* [Directive]
Can you copy out the whole TransformerEngine issue thread word for word, with nothing left out or changed?

── Excerpted passage

NVIDIA / TransformerEngine

A library for accelerating Transformer models on NVIDIA GPUs, including using 8-bit floating point (FP8) precision on Hopper and Ada GPUs, to provide better performance with lower memory utilization in both training and inference.
Apache License 2.0
1.85k stars 310 forks source link

Undefined symbols when installed with public PyTorch (C++11 ABI issue) #906

Closed borisfom closed 3 months ago

borisfom commented 3 months ago

Is TE supposed to automatically detect C++ ABI used by Torch ? Or does it only work for Pytorch from NV container ? I tried to pip install TE in environment with public Torch and ended up with undefined symbols in .so - clearly looking for non-c++11 ABI symbol : E ImportError: /home/bfomitchev/.local/lib/python3.10/site-packages/transformer_engine_extensions.cpython-310-x86_64-lin\ ux-gnu.so: undefined symbol: _ZN18transformer_engine6getenvIiEETRKSsRKS1 Now the symbols in installed .so looks like c++11: bfomitchev@aiapps-040822:/tmp/nemo_build/TransformerEngine/tests/pytorch$ nm/home/bfomitchev/.local/lib/python3.10/site-packages/libtransformer_engine.so | grep getenv … 00000000003756a0 T _ZN18transformer_engine6getenvIaEET_RKNSt7__cxx1112basic_stringIcSt11char_traitsIcESaIcEEE

bfomitchev@aiapps-040822:/tmp/nemo_build/TransformerEngine/tests/pytorch$ pip show torch Name: torch Version: 2.3.1

timmoon10 commented 3 months ago

This particular error should be fixed with https://github.com/NVIDIA/TransformerEngine/pull/896.

────
── Provided information

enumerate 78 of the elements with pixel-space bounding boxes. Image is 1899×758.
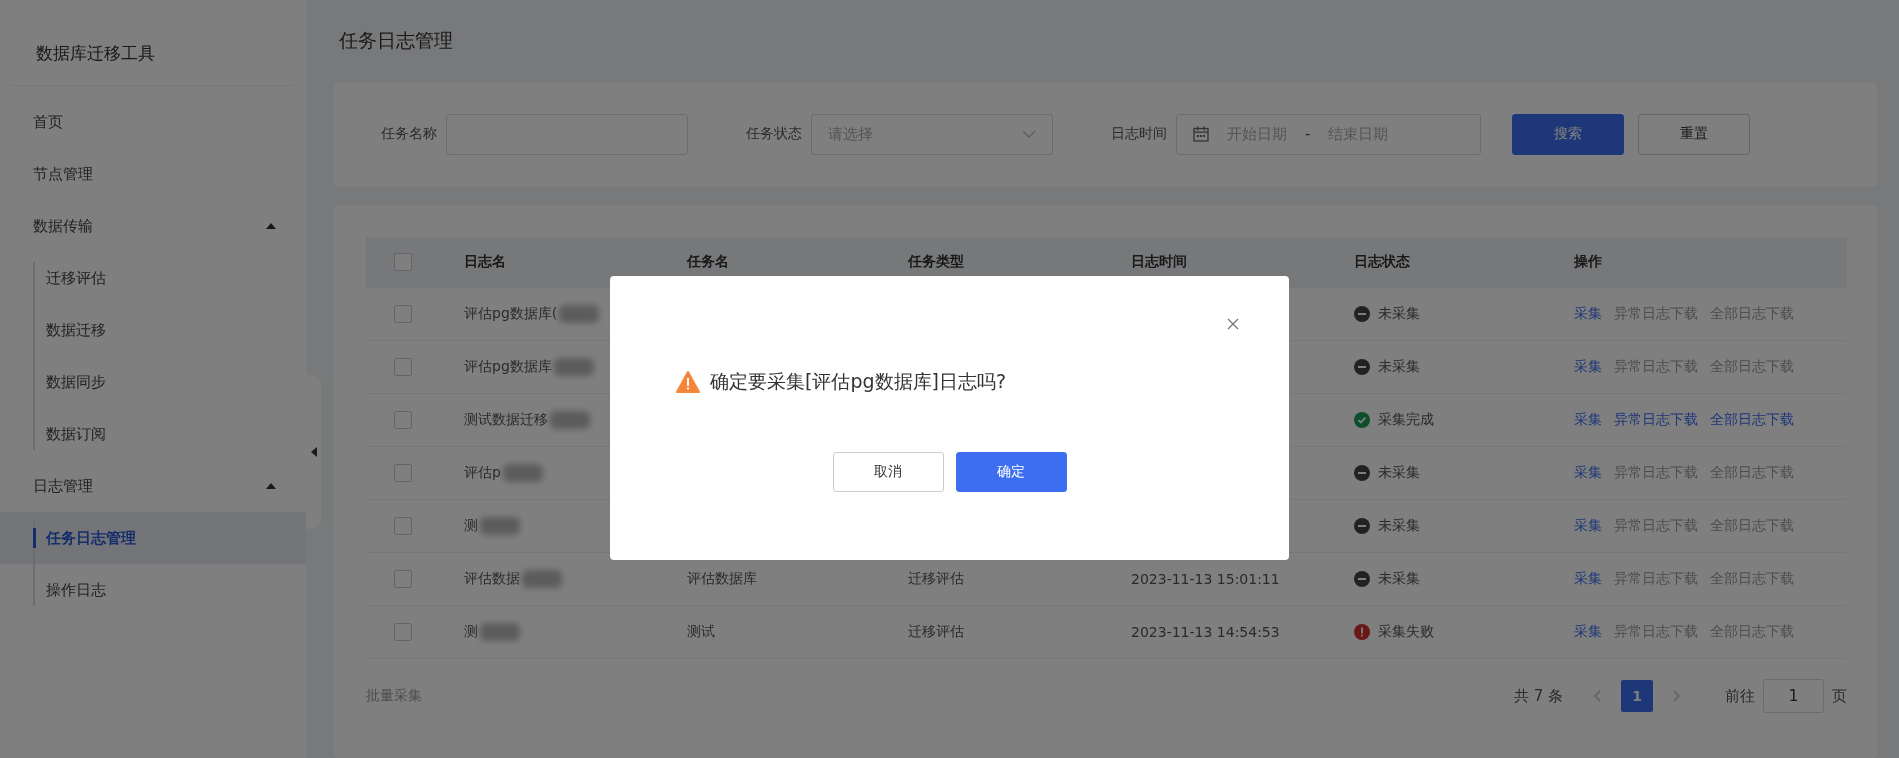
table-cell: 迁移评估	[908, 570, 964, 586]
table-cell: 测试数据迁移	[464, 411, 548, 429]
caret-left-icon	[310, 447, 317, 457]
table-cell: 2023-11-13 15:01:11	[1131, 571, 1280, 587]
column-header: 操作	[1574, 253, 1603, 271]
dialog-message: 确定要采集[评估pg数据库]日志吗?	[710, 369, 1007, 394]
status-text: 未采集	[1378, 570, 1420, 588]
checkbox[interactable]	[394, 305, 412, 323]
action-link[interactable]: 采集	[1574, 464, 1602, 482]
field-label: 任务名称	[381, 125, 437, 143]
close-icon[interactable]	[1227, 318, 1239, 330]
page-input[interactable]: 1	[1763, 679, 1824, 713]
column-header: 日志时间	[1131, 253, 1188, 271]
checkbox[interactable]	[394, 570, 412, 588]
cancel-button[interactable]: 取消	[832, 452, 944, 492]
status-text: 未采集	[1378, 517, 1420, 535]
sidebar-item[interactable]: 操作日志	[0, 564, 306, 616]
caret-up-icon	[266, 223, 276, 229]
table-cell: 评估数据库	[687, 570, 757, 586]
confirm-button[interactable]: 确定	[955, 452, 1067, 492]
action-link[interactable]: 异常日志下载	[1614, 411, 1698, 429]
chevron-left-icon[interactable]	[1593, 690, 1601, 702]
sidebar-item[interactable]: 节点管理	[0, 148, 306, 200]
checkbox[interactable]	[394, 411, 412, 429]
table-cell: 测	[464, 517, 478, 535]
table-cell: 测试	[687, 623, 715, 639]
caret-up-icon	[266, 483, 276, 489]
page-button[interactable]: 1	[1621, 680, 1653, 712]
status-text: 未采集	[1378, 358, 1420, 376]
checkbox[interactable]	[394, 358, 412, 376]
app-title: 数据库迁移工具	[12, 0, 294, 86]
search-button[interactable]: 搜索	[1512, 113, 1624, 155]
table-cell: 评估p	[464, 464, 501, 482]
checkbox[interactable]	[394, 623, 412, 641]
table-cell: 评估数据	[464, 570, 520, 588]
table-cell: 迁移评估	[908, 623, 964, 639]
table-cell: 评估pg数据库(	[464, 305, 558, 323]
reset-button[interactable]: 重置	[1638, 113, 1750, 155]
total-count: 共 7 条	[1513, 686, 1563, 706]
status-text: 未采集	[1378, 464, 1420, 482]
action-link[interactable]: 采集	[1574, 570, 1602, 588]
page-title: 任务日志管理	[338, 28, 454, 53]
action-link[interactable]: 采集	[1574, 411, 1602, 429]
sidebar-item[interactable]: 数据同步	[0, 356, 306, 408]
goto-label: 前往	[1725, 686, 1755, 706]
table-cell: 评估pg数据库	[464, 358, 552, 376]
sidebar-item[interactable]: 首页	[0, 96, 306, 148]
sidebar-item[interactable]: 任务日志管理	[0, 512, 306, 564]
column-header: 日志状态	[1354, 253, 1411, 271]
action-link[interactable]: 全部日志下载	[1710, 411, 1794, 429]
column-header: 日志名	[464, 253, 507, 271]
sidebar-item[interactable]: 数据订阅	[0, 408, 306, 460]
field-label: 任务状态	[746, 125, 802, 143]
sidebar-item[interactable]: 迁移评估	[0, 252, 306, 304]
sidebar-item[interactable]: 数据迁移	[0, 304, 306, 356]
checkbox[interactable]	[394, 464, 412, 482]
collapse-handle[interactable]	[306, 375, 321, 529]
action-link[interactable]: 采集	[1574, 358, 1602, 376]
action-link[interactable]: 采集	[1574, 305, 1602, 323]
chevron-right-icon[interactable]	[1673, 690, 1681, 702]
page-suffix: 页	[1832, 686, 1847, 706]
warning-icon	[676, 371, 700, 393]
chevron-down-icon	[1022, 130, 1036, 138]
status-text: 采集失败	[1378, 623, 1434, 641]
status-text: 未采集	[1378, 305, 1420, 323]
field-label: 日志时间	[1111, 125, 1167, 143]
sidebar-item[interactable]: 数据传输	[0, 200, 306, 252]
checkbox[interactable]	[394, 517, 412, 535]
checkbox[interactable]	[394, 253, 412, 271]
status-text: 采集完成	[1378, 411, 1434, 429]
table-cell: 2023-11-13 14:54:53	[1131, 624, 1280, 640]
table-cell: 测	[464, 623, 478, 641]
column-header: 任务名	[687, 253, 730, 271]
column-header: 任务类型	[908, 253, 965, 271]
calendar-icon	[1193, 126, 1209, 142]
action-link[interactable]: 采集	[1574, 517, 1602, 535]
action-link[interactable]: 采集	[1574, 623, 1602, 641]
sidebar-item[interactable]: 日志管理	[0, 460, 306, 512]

────

* [Result of the task]
NVIDIA / TransformerEngine

A library for accelerating Transformer models on NVIDIA GPUs, including using 8-bit floating point (FP8) precision on Hopper and Ada GPUs, to provide better performance with lower memory utilization in both training and inference.
Apache License 2.0
1.85k stars 310 forks source link

Undefined symbols when installed with public PyTorch (C++11 ABI issue) #906

Closed borisfom closed 3 months ago

borisfom commented 3 months ago

Is TE supposed to automatically detect C++ ABI used by Torch ? Or does it only work for Pytorch from NV container ? I tried to pip install TE in environment with public Torch and ended up with undefined symbols in .so - clearly looking for non-c++11 ABI symbol : E ImportError: /home/bfomitchev/.local/lib/python3.10/site-packages/transformer_engine_extensions.cpython-310-x86_64-lin\ ux-gnu.so: undefined symbol: _ZN18transformer_engine6getenvIiEETRKSsRKS1 Now the symbols in installed .so looks like c++11: bfomitchev@aiapps-040822:/tmp/nemo_build/TransformerEngine/tests/pytorch$ nm/home/bfomitchev/.local/lib/python3.10/site-packages/libtransformer_engine.so | grep getenv … 00000000003756a0 T _ZN18transformer_engine6getenvIaEET_RKNSt7__cxx1112basic_stringIcSt11char_traitsIcESaIcEEE

bfomitchev@aiapps-040822:/tmp/nemo_build/TransformerEngine/tests/pytorch$ pip show torch Name: torch Version: 2.3.1

timmoon10 commented 3 months ago

This particular error should be fixed with https://github.com/NVIDIA/TransformerEngine/pull/896.